[LISTED RECORDS start]

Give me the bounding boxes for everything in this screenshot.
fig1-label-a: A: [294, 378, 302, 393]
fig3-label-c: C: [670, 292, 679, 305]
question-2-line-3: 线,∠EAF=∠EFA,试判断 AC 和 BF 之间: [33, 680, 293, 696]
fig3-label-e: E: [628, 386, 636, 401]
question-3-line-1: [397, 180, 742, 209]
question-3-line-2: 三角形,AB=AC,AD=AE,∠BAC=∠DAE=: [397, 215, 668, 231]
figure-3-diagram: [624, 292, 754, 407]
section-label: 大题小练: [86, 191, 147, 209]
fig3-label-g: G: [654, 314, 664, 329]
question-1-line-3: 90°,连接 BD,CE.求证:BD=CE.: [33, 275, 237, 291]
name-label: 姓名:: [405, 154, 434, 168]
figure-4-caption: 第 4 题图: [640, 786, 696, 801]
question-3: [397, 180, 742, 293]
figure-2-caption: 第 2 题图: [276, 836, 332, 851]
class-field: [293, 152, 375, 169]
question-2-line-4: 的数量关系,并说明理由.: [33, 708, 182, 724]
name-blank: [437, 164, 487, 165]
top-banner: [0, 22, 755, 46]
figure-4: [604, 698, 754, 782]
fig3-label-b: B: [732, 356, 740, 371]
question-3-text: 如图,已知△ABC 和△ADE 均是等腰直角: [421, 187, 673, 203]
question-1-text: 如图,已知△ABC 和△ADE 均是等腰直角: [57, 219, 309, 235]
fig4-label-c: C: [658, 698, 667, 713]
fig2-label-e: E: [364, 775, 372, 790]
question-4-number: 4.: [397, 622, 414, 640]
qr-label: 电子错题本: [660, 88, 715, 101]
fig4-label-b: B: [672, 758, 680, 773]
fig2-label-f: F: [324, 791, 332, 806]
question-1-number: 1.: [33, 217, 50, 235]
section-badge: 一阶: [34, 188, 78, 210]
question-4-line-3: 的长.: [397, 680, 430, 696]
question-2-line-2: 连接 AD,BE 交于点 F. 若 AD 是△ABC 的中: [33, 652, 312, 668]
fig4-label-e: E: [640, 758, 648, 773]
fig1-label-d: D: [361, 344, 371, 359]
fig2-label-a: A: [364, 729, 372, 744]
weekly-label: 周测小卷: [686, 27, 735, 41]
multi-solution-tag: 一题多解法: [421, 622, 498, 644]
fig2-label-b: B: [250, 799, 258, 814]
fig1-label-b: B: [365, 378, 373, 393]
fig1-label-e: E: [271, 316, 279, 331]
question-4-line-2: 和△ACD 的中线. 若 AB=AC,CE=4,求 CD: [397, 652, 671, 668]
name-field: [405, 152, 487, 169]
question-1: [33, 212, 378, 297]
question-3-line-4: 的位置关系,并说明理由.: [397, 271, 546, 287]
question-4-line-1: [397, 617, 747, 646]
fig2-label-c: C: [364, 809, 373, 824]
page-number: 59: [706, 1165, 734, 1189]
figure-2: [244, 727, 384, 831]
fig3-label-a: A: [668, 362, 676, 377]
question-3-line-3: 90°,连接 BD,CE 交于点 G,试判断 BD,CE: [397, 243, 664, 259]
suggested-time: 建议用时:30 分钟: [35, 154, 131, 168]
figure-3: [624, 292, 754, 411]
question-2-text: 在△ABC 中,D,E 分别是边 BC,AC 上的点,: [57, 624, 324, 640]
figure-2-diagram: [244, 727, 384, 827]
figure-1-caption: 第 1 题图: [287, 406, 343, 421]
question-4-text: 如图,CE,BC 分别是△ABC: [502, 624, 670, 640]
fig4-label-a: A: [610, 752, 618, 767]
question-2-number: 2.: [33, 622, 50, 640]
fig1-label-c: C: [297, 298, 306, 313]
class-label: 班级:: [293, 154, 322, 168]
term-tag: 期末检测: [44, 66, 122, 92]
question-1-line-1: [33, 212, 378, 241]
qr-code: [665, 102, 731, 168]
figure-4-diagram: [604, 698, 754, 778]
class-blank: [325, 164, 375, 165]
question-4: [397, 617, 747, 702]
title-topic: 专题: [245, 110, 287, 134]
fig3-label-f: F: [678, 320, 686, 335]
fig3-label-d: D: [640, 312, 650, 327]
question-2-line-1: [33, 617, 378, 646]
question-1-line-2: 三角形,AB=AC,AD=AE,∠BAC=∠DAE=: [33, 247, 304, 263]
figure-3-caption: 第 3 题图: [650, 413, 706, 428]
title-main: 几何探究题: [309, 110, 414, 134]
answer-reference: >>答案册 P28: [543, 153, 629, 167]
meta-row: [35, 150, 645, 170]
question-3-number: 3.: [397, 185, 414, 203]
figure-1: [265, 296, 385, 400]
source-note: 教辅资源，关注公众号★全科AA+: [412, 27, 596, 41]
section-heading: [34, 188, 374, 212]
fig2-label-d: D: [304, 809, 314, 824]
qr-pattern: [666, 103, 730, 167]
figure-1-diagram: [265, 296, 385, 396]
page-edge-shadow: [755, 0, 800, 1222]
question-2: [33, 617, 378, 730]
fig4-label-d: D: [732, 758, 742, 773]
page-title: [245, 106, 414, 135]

[LISTED RECORDS end]

▶ _WHAT TO DO_:
Print every line of the listing above without any changes.

▶ _EXPECTED ANSWER_:
Give me the bounding boxes for everything in this screenshot.
fig1-label-a: A: [294, 378, 302, 393]
fig3-label-c: C: [670, 292, 679, 305]
question-2-line-3: 线,∠EAF=∠EFA,试判断 AC 和 BF 之间: [33, 680, 293, 696]
fig3-label-e: E: [628, 386, 636, 401]
question-3-line-1: [397, 180, 742, 209]
question-3-line-2: 三角形,AB=AC,AD=AE,∠BAC=∠DAE=: [397, 215, 668, 231]
figure-3-diagram: [624, 292, 754, 407]
section-label: 大题小练: [86, 191, 147, 209]
fig3-label-g: G: [654, 314, 664, 329]
question-1-line-3: 90°,连接 BD,CE.求证:BD=CE.: [33, 275, 237, 291]
name-label: 姓名:: [405, 154, 434, 168]
figure-4-caption: 第 4 题图: [640, 786, 696, 801]
question-3: [397, 180, 742, 293]
figure-2-caption: 第 2 题图: [276, 836, 332, 851]
class-field: [293, 152, 375, 169]
question-2-line-4: 的数量关系,并说明理由.: [33, 708, 182, 724]
name-blank: [437, 164, 487, 165]
top-banner: [0, 22, 755, 46]
figure-4: [604, 698, 754, 782]
fig3-label-b: B: [732, 356, 740, 371]
question-3-text: 如图,已知△ABC 和△ADE 均是等腰直角: [421, 187, 673, 203]
question-1-text: 如图,已知△ABC 和△ADE 均是等腰直角: [57, 219, 309, 235]
fig4-label-c: C: [658, 698, 667, 713]
fig2-label-e: E: [364, 775, 372, 790]
question-4-number: 4.: [397, 622, 414, 640]
qr-label: 电子错题本: [660, 88, 715, 101]
fig4-label-b: B: [672, 758, 680, 773]
fig2-label-f: F: [324, 791, 332, 806]
question-1-number: 1.: [33, 217, 50, 235]
section-badge: 一阶: [34, 188, 78, 210]
question-4-line-3: 的长.: [397, 680, 430, 696]
question-2-line-2: 连接 AD,BE 交于点 F. 若 AD 是△ABC 的中: [33, 652, 312, 668]
fig4-label-e: E: [640, 758, 648, 773]
fig1-label-d: D: [361, 344, 371, 359]
fig2-label-a: A: [364, 729, 372, 744]
weekly-label: 周测小卷: [686, 27, 735, 41]
multi-solution-tag: 一题多解法: [421, 622, 498, 644]
fig2-label-b: B: [250, 799, 258, 814]
fig1-label-b: B: [365, 378, 373, 393]
fig1-label-e: E: [271, 316, 279, 331]
question-4-line-2: 和△ACD 的中线. 若 AB=AC,CE=4,求 CD: [397, 652, 671, 668]
name-field: [405, 152, 487, 169]
question-1: [33, 212, 378, 297]
question-3-line-4: 的位置关系,并说明理由.: [397, 271, 546, 287]
question-4-line-1: [397, 617, 747, 646]
fig2-label-c: C: [364, 809, 373, 824]
page-number: 59: [706, 1165, 734, 1189]
figure-2: [244, 727, 384, 831]
fig3-label-a: A: [668, 362, 676, 377]
question-3-line-3: 90°,连接 BD,CE 交于点 G,试判断 BD,CE: [397, 243, 664, 259]
suggested-time: 建议用时:30 分钟: [35, 154, 131, 168]
figure-3: [624, 292, 754, 411]
question-2-text: 在△ABC 中,D,E 分别是边 BC,AC 上的点,: [57, 624, 324, 640]
figure-2-diagram: [244, 727, 384, 827]
figure-1-caption: 第 1 题图: [287, 406, 343, 421]
question-4-text: 如图,CE,BC 分别是△ABC: [502, 624, 670, 640]
fig4-label-a: A: [610, 752, 618, 767]
question-2-number: 2.: [33, 622, 50, 640]
fig1-label-c: C: [297, 298, 306, 313]
class-label: 班级:: [293, 154, 322, 168]
term-tag: 期末检测: [44, 66, 122, 92]
question-1-line-1: [33, 212, 378, 241]
qr-code: [665, 102, 731, 168]
figure-4-diagram: [604, 698, 754, 778]
class-blank: [325, 164, 375, 165]
question-4: [397, 617, 747, 702]
title-topic: 专题: [245, 110, 287, 134]
fig3-label-f: F: [678, 320, 686, 335]
fig3-label-d: D: [640, 312, 650, 327]
question-2-line-1: [33, 617, 378, 646]
question-1-line-2: 三角形,AB=AC,AD=AE,∠BAC=∠DAE=: [33, 247, 304, 263]
figure-3-caption: 第 3 题图: [650, 413, 706, 428]
title-main: 几何探究题: [309, 110, 414, 134]
answer-reference: >>答案册 P28: [543, 153, 629, 167]
meta-row: [35, 150, 645, 170]
question-3-number: 3.: [397, 185, 414, 203]
figure-1: [265, 296, 385, 400]
source-note: 教辅资源，关注公众号★全科AA+: [412, 27, 596, 41]
section-heading: [34, 188, 374, 212]
fig2-label-d: D: [304, 809, 314, 824]
qr-pattern: [666, 103, 730, 167]
figure-1-diagram: [265, 296, 385, 396]
page-edge-shadow: [755, 0, 800, 1222]
question-2: [33, 617, 378, 730]
fig4-label-d: D: [732, 758, 742, 773]
page-title: [245, 106, 414, 135]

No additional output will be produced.